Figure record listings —
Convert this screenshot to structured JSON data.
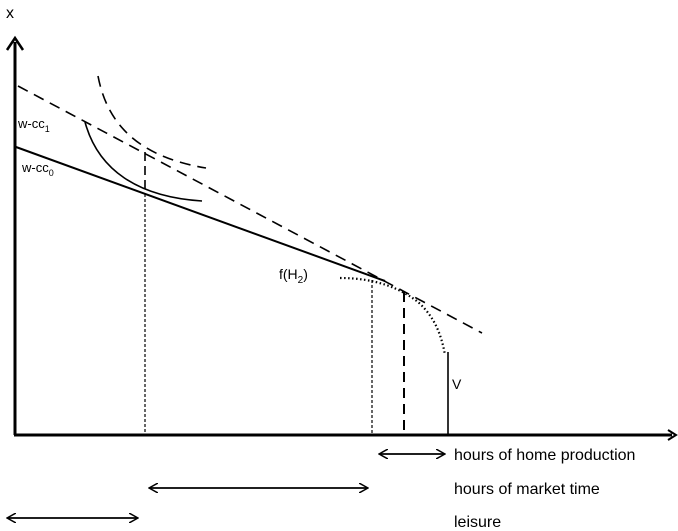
{
  "axes": {
    "y_label": "x"
  },
  "budget_lines": {
    "upper_prefix": "w-cc",
    "upper_sub": "1",
    "lower_prefix": "w-cc",
    "lower_sub": "0"
  },
  "production": {
    "label_prefix": "f(H",
    "label_sub": "2",
    "label_suffix": ")",
    "v_label": "V"
  },
  "legend": {
    "home_production": "hours of home production",
    "market_time": "hours of market time",
    "leisure": "leisure"
  }
}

Stated goal — Pictures in the records must not appear in the copy; transcribe everything else precisely.

Exercise solution —
Convert this screenshot to structured JSON data.
{
  "axes": {
    "y_label": "x"
  },
  "budget_lines": {
    "upper_prefix": "w-cc",
    "upper_sub": "1",
    "lower_prefix": "w-cc",
    "lower_sub": "0"
  },
  "production": {
    "label_prefix": "f(H",
    "label_sub": "2",
    "label_suffix": ")",
    "v_label": "V"
  },
  "legend": {
    "home_production": "hours of home production",
    "market_time": "hours of market time",
    "leisure": "leisure"
  }
}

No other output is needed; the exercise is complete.